- [What is expected]
Look below for the line with "Give me a plain-text", then repeat it and all lines after it, exactly, minus any pictures.

- [Data entries]
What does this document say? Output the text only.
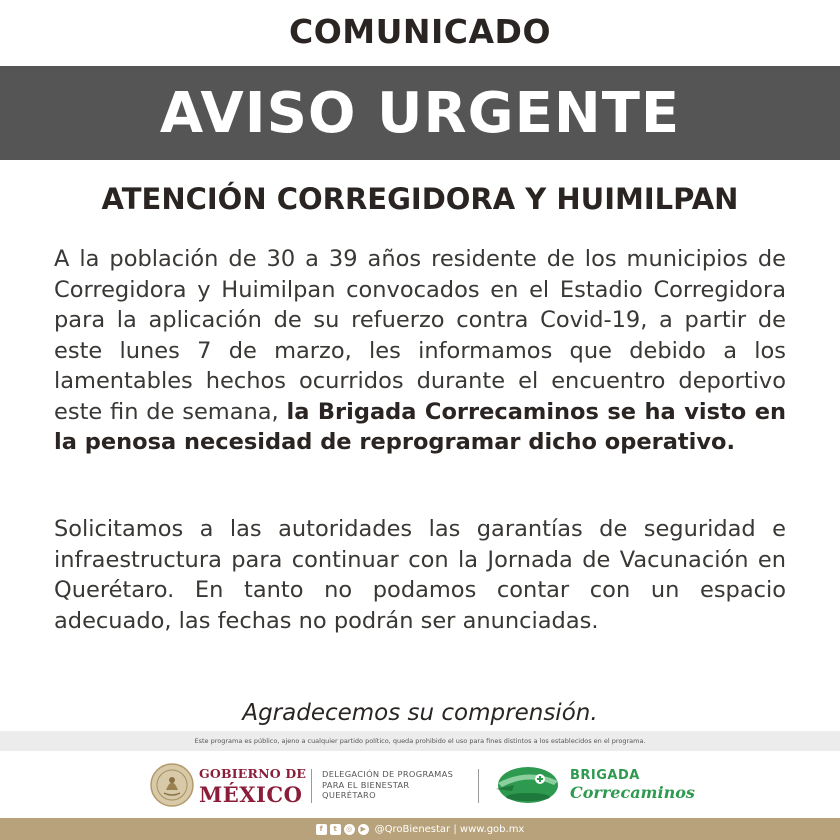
COMUNICADO
AVISO URGENTE
ATENCIÓN CORREGIDORA Y HUIMILPAN

A la población de 30 a 39 años residente de los municipios de Corregidora y Huimilpan convocados en el Estadio Corregidora para la aplicación de su refuerzo contra Covid-19, a partir de este lunes 7 de marzo, les informamos que debido a los lamentables hechos ocurridos durante el encuentro deportivo este fin de semana, la Brigada Correcaminos se ha visto en la penosa necesidad de reprogramar dicho operativo.

Solicitamos a las autoridades las garantías de seguridad e infraestructura para continuar con la Jornada de Vacunación en Querétaro. En tanto no podamos contar con un espacio adecuado, las fechas no podrán ser anunciadas.

Agradecemos su comprensión.
Este programa es público, ajeno a cualquier partido político, queda prohibido el uso para fines distintos a los establecidos en el programa.
GOBIERNO DE
MÉXICO
DELEGACIÓN DE PROGRAMAS
PARA EL BIENESTAR
QUERÉTARO
BRIGADA
Correcaminos
f	t	◎	▶ @QroBienestar | www.gob.mx
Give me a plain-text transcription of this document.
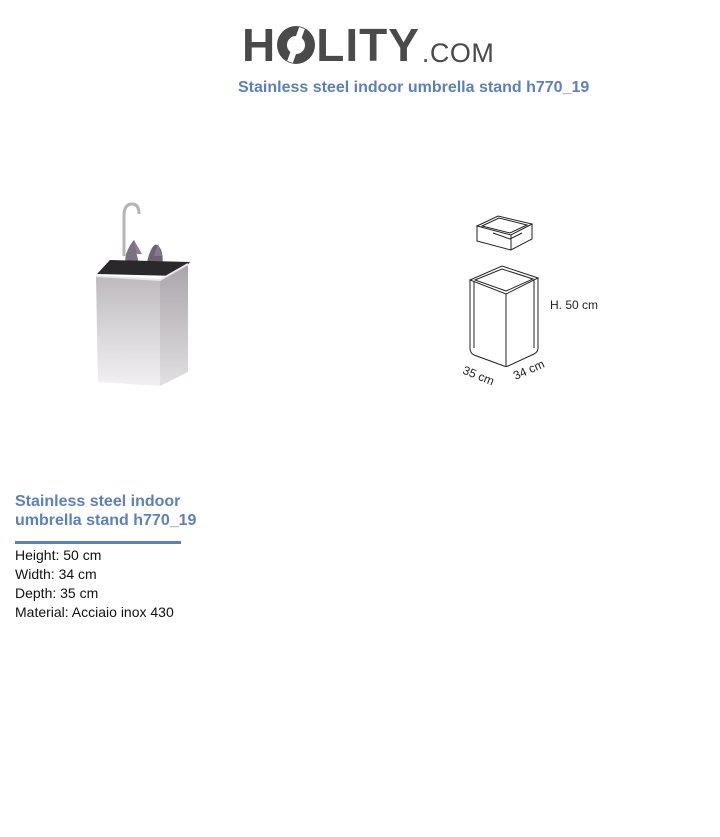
H LITY .COM
Stainless steel indoor umbrella stand h770_19
H. 50 cm
35 cm 34 cm
Stainless steel indoor
umbrella stand h770_19
Height: 50 cm
Width: 34 cm
Depth: 35 cm
Material: Acciaio inox 430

- [Response to this exercise]
Give me a plain-text transcription of this document.
H LITY .COM
Stainless steel indoor umbrella stand h770_19
H. 50 cm
35 cm 34 cm
Stainless steel indoor
umbrella stand h770_19
Height: 50 cm
Width: 34 cm
Depth: 35 cm
Material: Acciaio inox 430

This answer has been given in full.